# Brief
Restate the full set of records exactly, without adding or dropping a word.

# Data supplied

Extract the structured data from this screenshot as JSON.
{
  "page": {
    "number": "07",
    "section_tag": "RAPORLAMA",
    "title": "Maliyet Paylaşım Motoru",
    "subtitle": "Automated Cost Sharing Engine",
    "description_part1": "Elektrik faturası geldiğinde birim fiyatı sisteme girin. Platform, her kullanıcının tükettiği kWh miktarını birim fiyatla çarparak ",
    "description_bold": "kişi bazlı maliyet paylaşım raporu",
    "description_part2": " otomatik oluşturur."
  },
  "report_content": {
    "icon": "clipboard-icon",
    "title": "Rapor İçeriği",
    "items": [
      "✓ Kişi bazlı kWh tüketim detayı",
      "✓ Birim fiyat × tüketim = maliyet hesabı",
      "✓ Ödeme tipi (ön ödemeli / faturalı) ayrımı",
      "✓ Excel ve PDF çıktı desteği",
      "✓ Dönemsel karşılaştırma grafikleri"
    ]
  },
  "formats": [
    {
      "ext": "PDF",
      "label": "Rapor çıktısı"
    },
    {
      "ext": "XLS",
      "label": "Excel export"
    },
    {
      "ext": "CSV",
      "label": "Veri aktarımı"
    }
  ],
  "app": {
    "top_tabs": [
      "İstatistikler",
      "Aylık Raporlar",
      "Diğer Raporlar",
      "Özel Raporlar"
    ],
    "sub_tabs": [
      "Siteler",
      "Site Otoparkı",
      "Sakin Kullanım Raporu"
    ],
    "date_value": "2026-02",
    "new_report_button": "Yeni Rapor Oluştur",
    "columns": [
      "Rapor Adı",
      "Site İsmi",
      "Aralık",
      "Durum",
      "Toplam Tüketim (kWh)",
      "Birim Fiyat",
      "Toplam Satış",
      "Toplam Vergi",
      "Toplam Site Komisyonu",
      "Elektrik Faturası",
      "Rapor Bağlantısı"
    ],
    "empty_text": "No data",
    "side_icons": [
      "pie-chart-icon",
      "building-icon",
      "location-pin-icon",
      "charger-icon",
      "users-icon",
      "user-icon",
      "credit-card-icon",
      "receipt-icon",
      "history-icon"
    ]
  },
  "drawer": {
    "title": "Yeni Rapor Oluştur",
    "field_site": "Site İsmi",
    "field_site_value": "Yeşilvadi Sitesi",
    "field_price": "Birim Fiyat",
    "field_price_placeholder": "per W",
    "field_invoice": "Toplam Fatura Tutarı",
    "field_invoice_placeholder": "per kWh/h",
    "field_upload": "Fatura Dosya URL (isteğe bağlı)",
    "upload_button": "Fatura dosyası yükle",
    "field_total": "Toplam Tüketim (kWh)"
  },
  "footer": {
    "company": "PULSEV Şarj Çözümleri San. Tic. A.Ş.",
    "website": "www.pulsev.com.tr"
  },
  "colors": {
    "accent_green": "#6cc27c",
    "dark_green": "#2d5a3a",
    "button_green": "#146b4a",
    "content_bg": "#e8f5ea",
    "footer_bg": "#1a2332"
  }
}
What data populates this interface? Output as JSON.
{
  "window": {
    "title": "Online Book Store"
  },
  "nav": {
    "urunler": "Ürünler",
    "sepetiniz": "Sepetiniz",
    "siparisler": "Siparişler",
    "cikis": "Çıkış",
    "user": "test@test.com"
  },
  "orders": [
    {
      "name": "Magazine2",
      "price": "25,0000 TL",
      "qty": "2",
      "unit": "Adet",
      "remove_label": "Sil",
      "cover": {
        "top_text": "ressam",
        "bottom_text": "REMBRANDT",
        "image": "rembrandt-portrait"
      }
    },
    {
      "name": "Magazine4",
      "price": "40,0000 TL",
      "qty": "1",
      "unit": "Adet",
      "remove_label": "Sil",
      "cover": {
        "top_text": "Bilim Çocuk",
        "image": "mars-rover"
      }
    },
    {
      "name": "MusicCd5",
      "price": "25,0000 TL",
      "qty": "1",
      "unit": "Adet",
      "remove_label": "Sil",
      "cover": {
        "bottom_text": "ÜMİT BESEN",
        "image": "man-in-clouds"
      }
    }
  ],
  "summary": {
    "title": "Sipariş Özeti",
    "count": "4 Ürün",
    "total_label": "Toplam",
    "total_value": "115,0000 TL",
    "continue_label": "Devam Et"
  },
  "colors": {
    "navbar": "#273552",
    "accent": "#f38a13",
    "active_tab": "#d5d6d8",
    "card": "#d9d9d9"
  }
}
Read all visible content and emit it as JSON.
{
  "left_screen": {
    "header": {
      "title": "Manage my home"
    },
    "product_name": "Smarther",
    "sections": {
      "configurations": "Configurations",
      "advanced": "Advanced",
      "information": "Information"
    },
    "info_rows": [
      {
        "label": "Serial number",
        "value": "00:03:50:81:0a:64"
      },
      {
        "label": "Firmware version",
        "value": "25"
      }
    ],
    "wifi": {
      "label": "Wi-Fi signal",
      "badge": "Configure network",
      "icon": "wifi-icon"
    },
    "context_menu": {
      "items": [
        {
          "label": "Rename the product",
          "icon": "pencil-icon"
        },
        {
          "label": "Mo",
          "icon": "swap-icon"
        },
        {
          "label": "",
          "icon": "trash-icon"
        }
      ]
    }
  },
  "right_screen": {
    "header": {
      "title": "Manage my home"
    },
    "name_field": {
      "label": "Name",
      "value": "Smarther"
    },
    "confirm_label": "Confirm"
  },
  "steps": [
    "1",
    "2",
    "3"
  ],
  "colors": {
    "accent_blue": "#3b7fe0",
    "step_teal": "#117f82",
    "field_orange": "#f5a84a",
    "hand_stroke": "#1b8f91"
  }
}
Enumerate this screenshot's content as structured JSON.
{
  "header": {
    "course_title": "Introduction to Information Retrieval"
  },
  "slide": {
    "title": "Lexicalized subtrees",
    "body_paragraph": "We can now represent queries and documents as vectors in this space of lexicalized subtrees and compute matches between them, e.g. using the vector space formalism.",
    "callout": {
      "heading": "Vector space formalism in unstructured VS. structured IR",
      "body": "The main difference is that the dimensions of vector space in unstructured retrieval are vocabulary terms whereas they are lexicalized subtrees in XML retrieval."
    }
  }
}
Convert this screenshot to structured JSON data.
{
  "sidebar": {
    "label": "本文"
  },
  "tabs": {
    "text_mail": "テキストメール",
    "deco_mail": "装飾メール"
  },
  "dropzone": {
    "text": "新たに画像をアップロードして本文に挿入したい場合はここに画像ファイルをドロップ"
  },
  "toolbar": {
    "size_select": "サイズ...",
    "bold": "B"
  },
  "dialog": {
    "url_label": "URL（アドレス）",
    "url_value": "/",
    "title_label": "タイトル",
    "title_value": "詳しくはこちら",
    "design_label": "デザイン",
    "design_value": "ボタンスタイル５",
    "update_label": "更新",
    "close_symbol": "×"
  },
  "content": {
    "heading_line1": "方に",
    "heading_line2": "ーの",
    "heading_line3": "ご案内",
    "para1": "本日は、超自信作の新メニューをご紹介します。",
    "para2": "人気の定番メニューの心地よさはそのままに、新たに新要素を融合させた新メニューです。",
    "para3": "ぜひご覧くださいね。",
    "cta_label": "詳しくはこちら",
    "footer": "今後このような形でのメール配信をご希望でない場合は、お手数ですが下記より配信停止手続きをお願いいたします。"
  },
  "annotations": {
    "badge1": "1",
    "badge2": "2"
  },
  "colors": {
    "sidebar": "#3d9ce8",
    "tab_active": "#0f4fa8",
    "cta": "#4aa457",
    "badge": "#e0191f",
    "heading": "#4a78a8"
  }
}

# Written response
Extract the structured data from this screenshot as JSON.
{
  "page": {
    "number": "07",
    "section_tag": "RAPORLAMA",
    "title": "Maliyet Paylaşım Motoru",
    "subtitle": "Automated Cost Sharing Engine",
    "description_part1": "Elektrik faturası geldiğinde birim fiyatı sisteme girin. Platform, her kullanıcının tükettiği kWh miktarını birim fiyatla çarparak ",
    "description_bold": "kişi bazlı maliyet paylaşım raporu",
    "description_part2": " otomatik oluşturur."
  },
  "report_content": {
    "icon": "clipboard-icon",
    "title": "Rapor İçeriği",
    "items": [
      "✓ Kişi bazlı kWh tüketim detayı",
      "✓ Birim fiyat × tüketim = maliyet hesabı",
      "✓ Ödeme tipi (ön ödemeli / faturalı) ayrımı",
      "✓ Excel ve PDF çıktı desteği",
      "✓ Dönemsel karşılaştırma grafikleri"
    ]
  },
  "formats": [
    {
      "ext": "PDF",
      "label": "Rapor çıktısı"
    },
    {
      "ext": "XLS",
      "label": "Excel export"
    },
    {
      "ext": "CSV",
      "label": "Veri aktarımı"
    }
  ],
  "app": {
    "top_tabs": [
      "İstatistikler",
      "Aylık Raporlar",
      "Diğer Raporlar",
      "Özel Raporlar"
    ],
    "sub_tabs": [
      "Siteler",
      "Site Otoparkı",
      "Sakin Kullanım Raporu"
    ],
    "date_value": "2026-02",
    "new_report_button": "Yeni Rapor Oluştur",
    "columns": [
      "Rapor Adı",
      "Site İsmi",
      "Aralık",
      "Durum",
      "Toplam Tüketim (kWh)",
      "Birim Fiyat",
      "Toplam Satış",
      "Toplam Vergi",
      "Toplam Site Komisyonu",
      "Elektrik Faturası",
      "Rapor Bağlantısı"
    ],
    "empty_text": "No data",
    "side_icons": [
      "pie-chart-icon",
      "building-icon",
      "location-pin-icon",
      "charger-icon",
      "users-icon",
      "user-icon",
      "credit-card-icon",
      "receipt-icon",
      "history-icon"
    ]
  },
  "drawer": {
    "title": "Yeni Rapor Oluştur",
    "field_site": "Site İsmi",
    "field_site_value": "Yeşilvadi Sitesi",
    "field_price": "Birim Fiyat",
    "field_price_placeholder": "per W",
    "field_invoice": "Toplam Fatura Tutarı",
    "field_invoice_placeholder": "per kWh/h",
    "field_upload": "Fatura Dosya URL (isteğe bağlı)",
    "upload_button": "Fatura dosyası yükle",
    "field_total": "Toplam Tüketim (kWh)"
  },
  "footer": {
    "company": "PULSEV Şarj Çözümleri San. Tic. A.Ş.",
    "website": "www.pulsev.com.tr"
  },
  "colors": {
    "accent_green": "#6cc27c",
    "dark_green": "#2d5a3a",
    "button_green": "#146b4a",
    "content_bg": "#e8f5ea",
    "footer_bg": "#1a2332"
  }
}
What data populates this interface? Output as JSON.
{
  "window": {
    "title": "Online Book Store"
  },
  "nav": {
    "urunler": "Ürünler",
    "sepetiniz": "Sepetiniz",
    "siparisler": "Siparişler",
    "cikis": "Çıkış",
    "user": "test@test.com"
  },
  "orders": [
    {
      "name": "Magazine2",
      "price": "25,0000 TL",
      "qty": "2",
      "unit": "Adet",
      "remove_label": "Sil",
      "cover": {
        "top_text": "ressam",
        "bottom_text": "REMBRANDT",
        "image": "rembrandt-portrait"
      }
    },
    {
      "name": "Magazine4",
      "price": "40,0000 TL",
      "qty": "1",
      "unit": "Adet",
      "remove_label": "Sil",
      "cover": {
        "top_text": "Bilim Çocuk",
        "image": "mars-rover"
      }
    },
    {
      "name": "MusicCd5",
      "price": "25,0000 TL",
      "qty": "1",
      "unit": "Adet",
      "remove_label": "Sil",
      "cover": {
        "bottom_text": "ÜMİT BESEN",
        "image": "man-in-clouds"
      }
    }
  ],
  "summary": {
    "title": "Sipariş Özeti",
    "count": "4 Ürün",
    "total_label": "Toplam",
    "total_value": "115,0000 TL",
    "continue_label": "Devam Et"
  },
  "colors": {
    "navbar": "#273552",
    "accent": "#f38a13",
    "active_tab": "#d5d6d8",
    "card": "#d9d9d9"
  }
}
Read all visible content and emit it as JSON.
{
  "left_screen": {
    "header": {
      "title": "Manage my home"
    },
    "product_name": "Smarther",
    "sections": {
      "configurations": "Configurations",
      "advanced": "Advanced",
      "information": "Information"
    },
    "info_rows": [
      {
        "label": "Serial number",
        "value": "00:03:50:81:0a:64"
      },
      {
        "label": "Firmware version",
        "value": "25"
      }
    ],
    "wifi": {
      "label": "Wi-Fi signal",
      "badge": "Configure network",
      "icon": "wifi-icon"
    },
    "context_menu": {
      "items": [
        {
          "label": "Rename the product",
          "icon": "pencil-icon"
        },
        {
          "label": "Mo",
          "icon": "swap-icon"
        },
        {
          "label": "",
          "icon": "trash-icon"
        }
      ]
    }
  },
  "right_screen": {
    "header": {
      "title": "Manage my home"
    },
    "name_field": {
      "label": "Name",
      "value": "Smarther"
    },
    "confirm_label": "Confirm"
  },
  "steps": [
    "1",
    "2",
    "3"
  ],
  "colors": {
    "accent_blue": "#3b7fe0",
    "step_teal": "#117f82",
    "field_orange": "#f5a84a",
    "hand_stroke": "#1b8f91"
  }
}
Enumerate this screenshot's content as structured JSON.
{
  "header": {
    "course_title": "Introduction to Information Retrieval"
  },
  "slide": {
    "title": "Lexicalized subtrees",
    "body_paragraph": "We can now represent queries and documents as vectors in this space of lexicalized subtrees and compute matches between them, e.g. using the vector space formalism.",
    "callout": {
      "heading": "Vector space formalism in unstructured VS. structured IR",
      "body": "The main difference is that the dimensions of vector space in unstructured retrieval are vocabulary terms whereas they are lexicalized subtrees in XML retrieval."
    }
  }
}
Convert this screenshot to structured JSON data.
{
  "sidebar": {
    "label": "本文"
  },
  "tabs": {
    "text_mail": "テキストメール",
    "deco_mail": "装飾メール"
  },
  "dropzone": {
    "text": "新たに画像をアップロードして本文に挿入したい場合はここに画像ファイルをドロップ"
  },
  "toolbar": {
    "size_select": "サイズ...",
    "bold": "B"
  },
  "dialog": {
    "url_label": "URL（アドレス）",
    "url_value": "/",
    "title_label": "タイトル",
    "title_value": "詳しくはこちら",
    "design_label": "デザイン",
    "design_value": "ボタンスタイル５",
    "update_label": "更新",
    "close_symbol": "×"
  },
  "content": {
    "heading_line1": "方に",
    "heading_line2": "ーの",
    "heading_line3": "ご案内",
    "para1": "本日は、超自信作の新メニューをご紹介します。",
    "para2": "人気の定番メニューの心地よさはそのままに、新たに新要素を融合させた新メニューです。",
    "para3": "ぜひご覧くださいね。",
    "cta_label": "詳しくはこちら",
    "footer": "今後このような形でのメール配信をご希望でない場合は、お手数ですが下記より配信停止手続きをお願いいたします。"
  },
  "annotations": {
    "badge1": "1",
    "badge2": "2"
  },
  "colors": {
    "sidebar": "#3d9ce8",
    "tab_active": "#0f4fa8",
    "cta": "#4aa457",
    "badge": "#e0191f",
    "heading": "#4a78a8"
  }
}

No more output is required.